* [Direction]
Write out the data again in full, exactly as it reads.
——
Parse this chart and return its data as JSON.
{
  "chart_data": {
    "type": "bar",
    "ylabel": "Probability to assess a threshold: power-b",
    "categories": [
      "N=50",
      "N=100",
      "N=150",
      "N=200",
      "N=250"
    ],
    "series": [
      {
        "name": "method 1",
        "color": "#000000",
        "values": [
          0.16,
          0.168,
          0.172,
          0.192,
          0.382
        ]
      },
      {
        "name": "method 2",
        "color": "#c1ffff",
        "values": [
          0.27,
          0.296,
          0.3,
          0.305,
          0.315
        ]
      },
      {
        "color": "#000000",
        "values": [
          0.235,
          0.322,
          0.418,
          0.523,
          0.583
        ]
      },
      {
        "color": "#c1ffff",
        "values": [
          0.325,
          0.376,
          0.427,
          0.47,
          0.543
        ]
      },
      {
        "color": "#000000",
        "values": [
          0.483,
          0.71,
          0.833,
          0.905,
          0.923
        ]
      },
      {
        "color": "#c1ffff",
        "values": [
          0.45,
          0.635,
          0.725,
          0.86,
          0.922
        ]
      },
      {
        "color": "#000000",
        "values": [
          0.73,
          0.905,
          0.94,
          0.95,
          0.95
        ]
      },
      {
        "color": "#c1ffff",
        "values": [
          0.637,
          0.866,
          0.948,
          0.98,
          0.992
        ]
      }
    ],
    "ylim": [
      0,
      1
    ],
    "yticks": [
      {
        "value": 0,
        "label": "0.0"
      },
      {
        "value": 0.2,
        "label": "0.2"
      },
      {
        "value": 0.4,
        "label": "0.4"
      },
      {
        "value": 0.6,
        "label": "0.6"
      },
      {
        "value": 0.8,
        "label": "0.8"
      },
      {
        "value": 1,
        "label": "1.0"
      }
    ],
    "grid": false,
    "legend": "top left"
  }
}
——
* [The solution]
Parse this chart and return its data as JSON.
{
  "chart_data": {
    "type": "bar",
    "ylabel": "Probability to assess a threshold: power-b",
    "categories": [
      "N=50",
      "N=100",
      "N=150",
      "N=200",
      "N=250"
    ],
    "series": [
      {
        "name": "method 1",
        "color": "#000000",
        "values": [
          0.16,
          0.168,
          0.172,
          0.192,
          0.382
        ]
      },
      {
        "name": "method 2",
        "color": "#c1ffff",
        "values": [
          0.27,
          0.296,
          0.3,
          0.305,
          0.315
        ]
      },
      {
        "color": "#000000",
        "values": [
          0.235,
          0.322,
          0.418,
          0.523,
          0.583
        ]
      },
      {
        "color": "#c1ffff",
        "values": [
          0.325,
          0.376,
          0.427,
          0.47,
          0.543
        ]
      },
      {
        "color": "#000000",
        "values": [
          0.483,
          0.71,
          0.833,
          0.905,
          0.923
        ]
      },
      {
        "color": "#c1ffff",
        "values": [
          0.45,
          0.635,
          0.725,
          0.86,
          0.922
        ]
      },
      {
        "color": "#000000",
        "values": [
          0.73,
          0.905,
          0.94,
          0.95,
          0.95
        ]
      },
      {
        "color": "#c1ffff",
        "values": [
          0.637,
          0.866,
          0.948,
          0.98,
          0.992
        ]
      }
    ],
    "ylim": [
      0,
      1
    ],
    "yticks": [
      {
        "value": 0,
        "label": "0.0"
      },
      {
        "value": 0.2,
        "label": "0.2"
      },
      {
        "value": 0.4,
        "label": "0.4"
      },
      {
        "value": 0.6,
        "label": "0.6"
      },
      {
        "value": 0.8,
        "label": "0.8"
      },
      {
        "value": 1,
        "label": "1.0"
      }
    ],
    "grid": false,
    "legend": "top left"
  }
}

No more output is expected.